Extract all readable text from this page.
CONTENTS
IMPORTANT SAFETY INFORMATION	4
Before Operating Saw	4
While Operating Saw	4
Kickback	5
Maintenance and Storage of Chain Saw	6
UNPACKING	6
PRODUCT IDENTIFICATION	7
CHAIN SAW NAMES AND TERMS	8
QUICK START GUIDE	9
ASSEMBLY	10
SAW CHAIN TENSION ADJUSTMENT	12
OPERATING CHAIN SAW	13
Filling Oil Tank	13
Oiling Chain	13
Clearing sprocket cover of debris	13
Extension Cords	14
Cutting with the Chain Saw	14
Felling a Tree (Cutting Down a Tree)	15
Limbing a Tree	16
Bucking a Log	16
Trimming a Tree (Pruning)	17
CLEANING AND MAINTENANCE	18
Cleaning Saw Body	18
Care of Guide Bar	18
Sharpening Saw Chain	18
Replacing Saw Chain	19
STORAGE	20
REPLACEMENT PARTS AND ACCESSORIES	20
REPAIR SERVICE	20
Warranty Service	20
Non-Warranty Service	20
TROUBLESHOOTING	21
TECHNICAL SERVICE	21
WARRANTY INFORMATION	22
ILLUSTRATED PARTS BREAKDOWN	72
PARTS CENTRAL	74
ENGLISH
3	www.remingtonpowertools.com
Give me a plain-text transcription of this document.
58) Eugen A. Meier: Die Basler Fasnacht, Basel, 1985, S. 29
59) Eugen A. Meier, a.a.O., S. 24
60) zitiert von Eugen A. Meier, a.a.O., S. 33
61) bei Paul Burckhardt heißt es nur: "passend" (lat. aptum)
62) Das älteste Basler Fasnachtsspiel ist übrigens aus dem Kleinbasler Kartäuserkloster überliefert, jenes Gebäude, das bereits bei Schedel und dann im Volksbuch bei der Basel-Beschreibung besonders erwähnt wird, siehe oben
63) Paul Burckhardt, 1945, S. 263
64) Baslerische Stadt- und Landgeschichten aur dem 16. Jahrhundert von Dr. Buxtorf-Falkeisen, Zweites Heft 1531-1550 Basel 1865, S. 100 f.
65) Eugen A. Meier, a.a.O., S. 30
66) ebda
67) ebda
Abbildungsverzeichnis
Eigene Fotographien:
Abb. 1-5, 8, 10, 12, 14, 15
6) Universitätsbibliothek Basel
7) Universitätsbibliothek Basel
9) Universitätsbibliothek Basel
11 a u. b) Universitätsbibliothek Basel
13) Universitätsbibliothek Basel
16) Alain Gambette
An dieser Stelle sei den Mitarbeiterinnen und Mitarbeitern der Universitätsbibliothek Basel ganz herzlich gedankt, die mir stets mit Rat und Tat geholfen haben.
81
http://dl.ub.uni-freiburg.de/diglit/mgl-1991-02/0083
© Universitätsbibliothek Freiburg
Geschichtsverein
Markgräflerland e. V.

**PROBLEM TO WORK ON**.
Retype each record exactly, leaving nothing out.

**EXERCISE OUTPUT**.
Extract all readable text from this page.
CONTENTS
IMPORTANT SAFETY INFORMATION	4
Before Operating Saw	4
While Operating Saw	4
Kickback	5
Maintenance and Storage of Chain Saw	6
UNPACKING	6
PRODUCT IDENTIFICATION	7
CHAIN SAW NAMES AND TERMS	8
QUICK START GUIDE	9
ASSEMBLY	10
SAW CHAIN TENSION ADJUSTMENT	12
OPERATING CHAIN SAW	13
Filling Oil Tank	13
Oiling Chain	13
Clearing sprocket cover of debris	13
Extension Cords	14
Cutting with the Chain Saw	14
Felling a Tree (Cutting Down a Tree)	15
Limbing a Tree	16
Bucking a Log	16
Trimming a Tree (Pruning)	17
CLEANING AND MAINTENANCE	18
Cleaning Saw Body	18
Care of Guide Bar	18
Sharpening Saw Chain	18
Replacing Saw Chain	19
STORAGE	20
REPLACEMENT PARTS AND ACCESSORIES	20
REPAIR SERVICE	20
Warranty Service	20
Non-Warranty Service	20
TROUBLESHOOTING	21
TECHNICAL SERVICE	21
WARRANTY INFORMATION	22
ILLUSTRATED PARTS BREAKDOWN	72
PARTS CENTRAL	74
ENGLISH
3	www.remingtonpowertools.com
Give me a plain-text transcription of this document.
58) Eugen A. Meier: Die Basler Fasnacht, Basel, 1985, S. 29
59) Eugen A. Meier, a.a.O., S. 24
60) zitiert von Eugen A. Meier, a.a.O., S. 33
61) bei Paul Burckhardt heißt es nur: "passend" (lat. aptum)
62) Das älteste Basler Fasnachtsspiel ist übrigens aus dem Kleinbasler Kartäuserkloster überliefert, jenes Gebäude, das bereits bei Schedel und dann im Volksbuch bei der Basel-Beschreibung besonders erwähnt wird, siehe oben
63) Paul Burckhardt, 1945, S. 263
64) Baslerische Stadt- und Landgeschichten aur dem 16. Jahrhundert von Dr. Buxtorf-Falkeisen, Zweites Heft 1531-1550 Basel 1865, S. 100 f.
65) Eugen A. Meier, a.a.O., S. 30
66) ebda
67) ebda
Abbildungsverzeichnis
Eigene Fotographien:
Abb. 1-5, 8, 10, 12, 14, 15
6) Universitätsbibliothek Basel
7) Universitätsbibliothek Basel
9) Universitätsbibliothek Basel
11 a u. b) Universitätsbibliothek Basel
13) Universitätsbibliothek Basel
16) Alain Gambette
An dieser Stelle sei den Mitarbeiterinnen und Mitarbeitern der Universitätsbibliothek Basel ganz herzlich gedankt, die mir stets mit Rat und Tat geholfen haben.
81
http://dl.ub.uni-freiburg.de/diglit/mgl-1991-02/0083
© Universitätsbibliothek Freiburg
Geschichtsverein
Markgräflerland e. V.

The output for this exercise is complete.